>>>
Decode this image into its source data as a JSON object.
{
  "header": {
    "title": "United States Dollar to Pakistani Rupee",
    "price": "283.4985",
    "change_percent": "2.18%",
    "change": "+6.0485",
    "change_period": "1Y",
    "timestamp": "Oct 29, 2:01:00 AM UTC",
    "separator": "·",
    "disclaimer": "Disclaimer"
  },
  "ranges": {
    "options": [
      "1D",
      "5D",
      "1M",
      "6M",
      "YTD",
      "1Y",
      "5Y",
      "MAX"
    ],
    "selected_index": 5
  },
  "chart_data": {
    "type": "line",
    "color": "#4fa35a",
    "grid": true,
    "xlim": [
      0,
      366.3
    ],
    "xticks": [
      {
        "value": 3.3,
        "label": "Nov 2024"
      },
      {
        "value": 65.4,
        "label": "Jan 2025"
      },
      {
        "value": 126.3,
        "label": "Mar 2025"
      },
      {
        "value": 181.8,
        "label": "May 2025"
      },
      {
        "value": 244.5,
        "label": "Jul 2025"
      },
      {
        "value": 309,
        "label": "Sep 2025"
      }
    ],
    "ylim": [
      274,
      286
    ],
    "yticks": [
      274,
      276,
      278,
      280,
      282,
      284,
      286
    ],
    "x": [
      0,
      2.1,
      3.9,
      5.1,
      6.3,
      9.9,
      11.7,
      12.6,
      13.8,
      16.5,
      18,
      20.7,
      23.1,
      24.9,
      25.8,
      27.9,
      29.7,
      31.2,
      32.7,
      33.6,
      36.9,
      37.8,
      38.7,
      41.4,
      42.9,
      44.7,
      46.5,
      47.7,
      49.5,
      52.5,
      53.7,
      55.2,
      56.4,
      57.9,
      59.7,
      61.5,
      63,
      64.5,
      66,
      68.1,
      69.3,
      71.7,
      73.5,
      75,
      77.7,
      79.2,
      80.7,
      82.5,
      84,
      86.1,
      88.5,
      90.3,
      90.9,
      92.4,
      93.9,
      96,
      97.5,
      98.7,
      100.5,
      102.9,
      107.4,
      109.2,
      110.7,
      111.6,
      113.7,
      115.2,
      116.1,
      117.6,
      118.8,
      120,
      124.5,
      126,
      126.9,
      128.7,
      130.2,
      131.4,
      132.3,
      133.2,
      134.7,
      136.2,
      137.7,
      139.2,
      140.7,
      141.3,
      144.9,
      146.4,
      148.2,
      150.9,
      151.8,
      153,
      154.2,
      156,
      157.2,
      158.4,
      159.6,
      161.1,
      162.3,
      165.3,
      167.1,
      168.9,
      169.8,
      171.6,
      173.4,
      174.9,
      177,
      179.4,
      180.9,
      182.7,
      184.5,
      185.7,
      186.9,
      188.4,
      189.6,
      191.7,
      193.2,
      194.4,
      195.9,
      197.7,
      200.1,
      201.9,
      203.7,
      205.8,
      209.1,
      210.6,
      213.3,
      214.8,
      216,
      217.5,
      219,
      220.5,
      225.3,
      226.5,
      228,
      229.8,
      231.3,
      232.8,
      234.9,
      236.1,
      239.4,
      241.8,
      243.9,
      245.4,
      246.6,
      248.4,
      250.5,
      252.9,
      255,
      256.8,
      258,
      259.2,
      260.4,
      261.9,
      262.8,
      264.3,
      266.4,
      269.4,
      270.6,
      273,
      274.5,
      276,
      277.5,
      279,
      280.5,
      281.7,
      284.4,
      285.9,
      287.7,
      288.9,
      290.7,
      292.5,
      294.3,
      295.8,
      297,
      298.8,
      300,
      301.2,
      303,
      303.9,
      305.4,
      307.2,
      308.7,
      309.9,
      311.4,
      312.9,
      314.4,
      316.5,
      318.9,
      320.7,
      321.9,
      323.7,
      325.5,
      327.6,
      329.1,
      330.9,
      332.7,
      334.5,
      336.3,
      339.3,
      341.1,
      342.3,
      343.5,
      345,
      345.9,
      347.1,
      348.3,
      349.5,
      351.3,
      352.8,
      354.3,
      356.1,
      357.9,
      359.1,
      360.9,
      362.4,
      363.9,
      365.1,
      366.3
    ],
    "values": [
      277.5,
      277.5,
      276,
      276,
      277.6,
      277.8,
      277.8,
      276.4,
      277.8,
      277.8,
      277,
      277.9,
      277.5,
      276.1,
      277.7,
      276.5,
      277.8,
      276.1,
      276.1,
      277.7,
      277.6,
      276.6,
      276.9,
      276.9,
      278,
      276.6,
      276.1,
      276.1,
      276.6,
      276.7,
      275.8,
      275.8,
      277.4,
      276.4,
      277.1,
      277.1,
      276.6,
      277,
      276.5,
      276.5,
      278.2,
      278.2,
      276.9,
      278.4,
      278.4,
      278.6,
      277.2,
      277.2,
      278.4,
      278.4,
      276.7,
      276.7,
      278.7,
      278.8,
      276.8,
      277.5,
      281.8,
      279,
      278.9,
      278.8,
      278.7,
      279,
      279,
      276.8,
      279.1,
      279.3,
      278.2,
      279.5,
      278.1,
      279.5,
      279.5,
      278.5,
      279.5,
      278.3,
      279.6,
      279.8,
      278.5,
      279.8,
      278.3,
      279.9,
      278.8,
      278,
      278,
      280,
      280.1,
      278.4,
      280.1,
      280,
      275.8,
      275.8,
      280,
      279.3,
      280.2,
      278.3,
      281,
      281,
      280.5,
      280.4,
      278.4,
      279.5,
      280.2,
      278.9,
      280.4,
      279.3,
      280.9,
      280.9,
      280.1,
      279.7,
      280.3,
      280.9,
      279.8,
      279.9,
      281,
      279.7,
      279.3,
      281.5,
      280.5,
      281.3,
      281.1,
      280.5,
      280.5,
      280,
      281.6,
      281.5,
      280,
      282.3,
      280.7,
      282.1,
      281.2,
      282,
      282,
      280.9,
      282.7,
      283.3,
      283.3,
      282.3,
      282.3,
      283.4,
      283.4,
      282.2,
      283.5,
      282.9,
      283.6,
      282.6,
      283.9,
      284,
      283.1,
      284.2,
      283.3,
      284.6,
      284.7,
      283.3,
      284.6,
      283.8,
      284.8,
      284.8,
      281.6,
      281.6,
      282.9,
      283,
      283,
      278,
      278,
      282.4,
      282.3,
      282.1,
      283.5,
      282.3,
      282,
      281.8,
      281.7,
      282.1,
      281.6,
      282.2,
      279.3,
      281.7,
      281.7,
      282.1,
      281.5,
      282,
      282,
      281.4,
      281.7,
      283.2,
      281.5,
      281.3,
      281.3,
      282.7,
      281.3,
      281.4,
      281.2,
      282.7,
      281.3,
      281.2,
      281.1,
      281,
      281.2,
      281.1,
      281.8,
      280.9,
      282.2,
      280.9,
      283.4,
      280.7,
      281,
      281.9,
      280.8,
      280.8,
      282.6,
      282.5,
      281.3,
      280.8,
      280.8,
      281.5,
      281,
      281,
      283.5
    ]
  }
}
<<<
■ **WRITTEN PROBLEM**: Print every entry exactly as it appears.

■ **ANSWER TO THIS PROBLEM**:
Decode this image into its source data as a JSON object.
{
  "header": {
    "title": "United States Dollar to Pakistani Rupee",
    "price": "283.4985",
    "change_percent": "2.18%",
    "change": "+6.0485",
    "change_period": "1Y",
    "timestamp": "Oct 29, 2:01:00 AM UTC",
    "separator": "·",
    "disclaimer": "Disclaimer"
  },
  "ranges": {
    "options": [
      "1D",
      "5D",
      "1M",
      "6M",
      "YTD",
      "1Y",
      "5Y",
      "MAX"
    ],
    "selected_index": 5
  },
  "chart_data": {
    "type": "line",
    "color": "#4fa35a",
    "grid": true,
    "xlim": [
      0,
      366.3
    ],
    "xticks": [
      {
        "value": 3.3,
        "label": "Nov 2024"
      },
      {
        "value": 65.4,
        "label": "Jan 2025"
      },
      {
        "value": 126.3,
        "label": "Mar 2025"
      },
      {
        "value": 181.8,
        "label": "May 2025"
      },
      {
        "value": 244.5,
        "label": "Jul 2025"
      },
      {
        "value": 309,
        "label": "Sep 2025"
      }
    ],
    "ylim": [
      274,
      286
    ],
    "yticks": [
      274,
      276,
      278,
      280,
      282,
      284,
      286
    ],
    "x": [
      0,
      2.1,
      3.9,
      5.1,
      6.3,
      9.9,
      11.7,
      12.6,
      13.8,
      16.5,
      18,
      20.7,
      23.1,
      24.9,
      25.8,
      27.9,
      29.7,
      31.2,
      32.7,
      33.6,
      36.9,
      37.8,
      38.7,
      41.4,
      42.9,
      44.7,
      46.5,
      47.7,
      49.5,
      52.5,
      53.7,
      55.2,
      56.4,
      57.9,
      59.7,
      61.5,
      63,
      64.5,
      66,
      68.1,
      69.3,
      71.7,
      73.5,
      75,
      77.7,
      79.2,
      80.7,
      82.5,
      84,
      86.1,
      88.5,
      90.3,
      90.9,
      92.4,
      93.9,
      96,
      97.5,
      98.7,
      100.5,
      102.9,
      107.4,
      109.2,
      110.7,
      111.6,
      113.7,
      115.2,
      116.1,
      117.6,
      118.8,
      120,
      124.5,
      126,
      126.9,
      128.7,
      130.2,
      131.4,
      132.3,
      133.2,
      134.7,
      136.2,
      137.7,
      139.2,
      140.7,
      141.3,
      144.9,
      146.4,
      148.2,
      150.9,
      151.8,
      153,
      154.2,
      156,
      157.2,
      158.4,
      159.6,
      161.1,
      162.3,
      165.3,
      167.1,
      168.9,
      169.8,
      171.6,
      173.4,
      174.9,
      177,
      179.4,
      180.9,
      182.7,
      184.5,
      185.7,
      186.9,
      188.4,
      189.6,
      191.7,
      193.2,
      194.4,
      195.9,
      197.7,
      200.1,
      201.9,
      203.7,
      205.8,
      209.1,
      210.6,
      213.3,
      214.8,
      216,
      217.5,
      219,
      220.5,
      225.3,
      226.5,
      228,
      229.8,
      231.3,
      232.8,
      234.9,
      236.1,
      239.4,
      241.8,
      243.9,
      245.4,
      246.6,
      248.4,
      250.5,
      252.9,
      255,
      256.8,
      258,
      259.2,
      260.4,
      261.9,
      262.8,
      264.3,
      266.4,
      269.4,
      270.6,
      273,
      274.5,
      276,
      277.5,
      279,
      280.5,
      281.7,
      284.4,
      285.9,
      287.7,
      288.9,
      290.7,
      292.5,
      294.3,
      295.8,
      297,
      298.8,
      300,
      301.2,
      303,
      303.9,
      305.4,
      307.2,
      308.7,
      309.9,
      311.4,
      312.9,
      314.4,
      316.5,
      318.9,
      320.7,
      321.9,
      323.7,
      325.5,
      327.6,
      329.1,
      330.9,
      332.7,
      334.5,
      336.3,
      339.3,
      341.1,
      342.3,
      343.5,
      345,
      345.9,
      347.1,
      348.3,
      349.5,
      351.3,
      352.8,
      354.3,
      356.1,
      357.9,
      359.1,
      360.9,
      362.4,
      363.9,
      365.1,
      366.3
    ],
    "values": [
      277.5,
      277.5,
      276,
      276,
      277.6,
      277.8,
      277.8,
      276.4,
      277.8,
      277.8,
      277,
      277.9,
      277.5,
      276.1,
      277.7,
      276.5,
      277.8,
      276.1,
      276.1,
      277.7,
      277.6,
      276.6,
      276.9,
      276.9,
      278,
      276.6,
      276.1,
      276.1,
      276.6,
      276.7,
      275.8,
      275.8,
      277.4,
      276.4,
      277.1,
      277.1,
      276.6,
      277,
      276.5,
      276.5,
      278.2,
      278.2,
      276.9,
      278.4,
      278.4,
      278.6,
      277.2,
      277.2,
      278.4,
      278.4,
      276.7,
      276.7,
      278.7,
      278.8,
      276.8,
      277.5,
      281.8,
      279,
      278.9,
      278.8,
      278.7,
      279,
      279,
      276.8,
      279.1,
      279.3,
      278.2,
      279.5,
      278.1,
      279.5,
      279.5,
      278.5,
      279.5,
      278.3,
      279.6,
      279.8,
      278.5,
      279.8,
      278.3,
      279.9,
      278.8,
      278,
      278,
      280,
      280.1,
      278.4,
      280.1,
      280,
      275.8,
      275.8,
      280,
      279.3,
      280.2,
      278.3,
      281,
      281,
      280.5,
      280.4,
      278.4,
      279.5,
      280.2,
      278.9,
      280.4,
      279.3,
      280.9,
      280.9,
      280.1,
      279.7,
      280.3,
      280.9,
      279.8,
      279.9,
      281,
      279.7,
      279.3,
      281.5,
      280.5,
      281.3,
      281.1,
      280.5,
      280.5,
      280,
      281.6,
      281.5,
      280,
      282.3,
      280.7,
      282.1,
      281.2,
      282,
      282,
      280.9,
      282.7,
      283.3,
      283.3,
      282.3,
      282.3,
      283.4,
      283.4,
      282.2,
      283.5,
      282.9,
      283.6,
      282.6,
      283.9,
      284,
      283.1,
      284.2,
      283.3,
      284.6,
      284.7,
      283.3,
      284.6,
      283.8,
      284.8,
      284.8,
      281.6,
      281.6,
      282.9,
      283,
      283,
      278,
      278,
      282.4,
      282.3,
      282.1,
      283.5,
      282.3,
      282,
      281.8,
      281.7,
      282.1,
      281.6,
      282.2,
      279.3,
      281.7,
      281.7,
      282.1,
      281.5,
      282,
      282,
      281.4,
      281.7,
      283.2,
      281.5,
      281.3,
      281.3,
      282.7,
      281.3,
      281.4,
      281.2,
      282.7,
      281.3,
      281.2,
      281.1,
      281,
      281.2,
      281.1,
      281.8,
      280.9,
      282.2,
      280.9,
      283.4,
      280.7,
      281,
      281.9,
      280.8,
      280.8,
      282.6,
      282.5,
      281.3,
      280.8,
      280.8,
      281.5,
      281,
      281,
      283.5
    ]
  }
}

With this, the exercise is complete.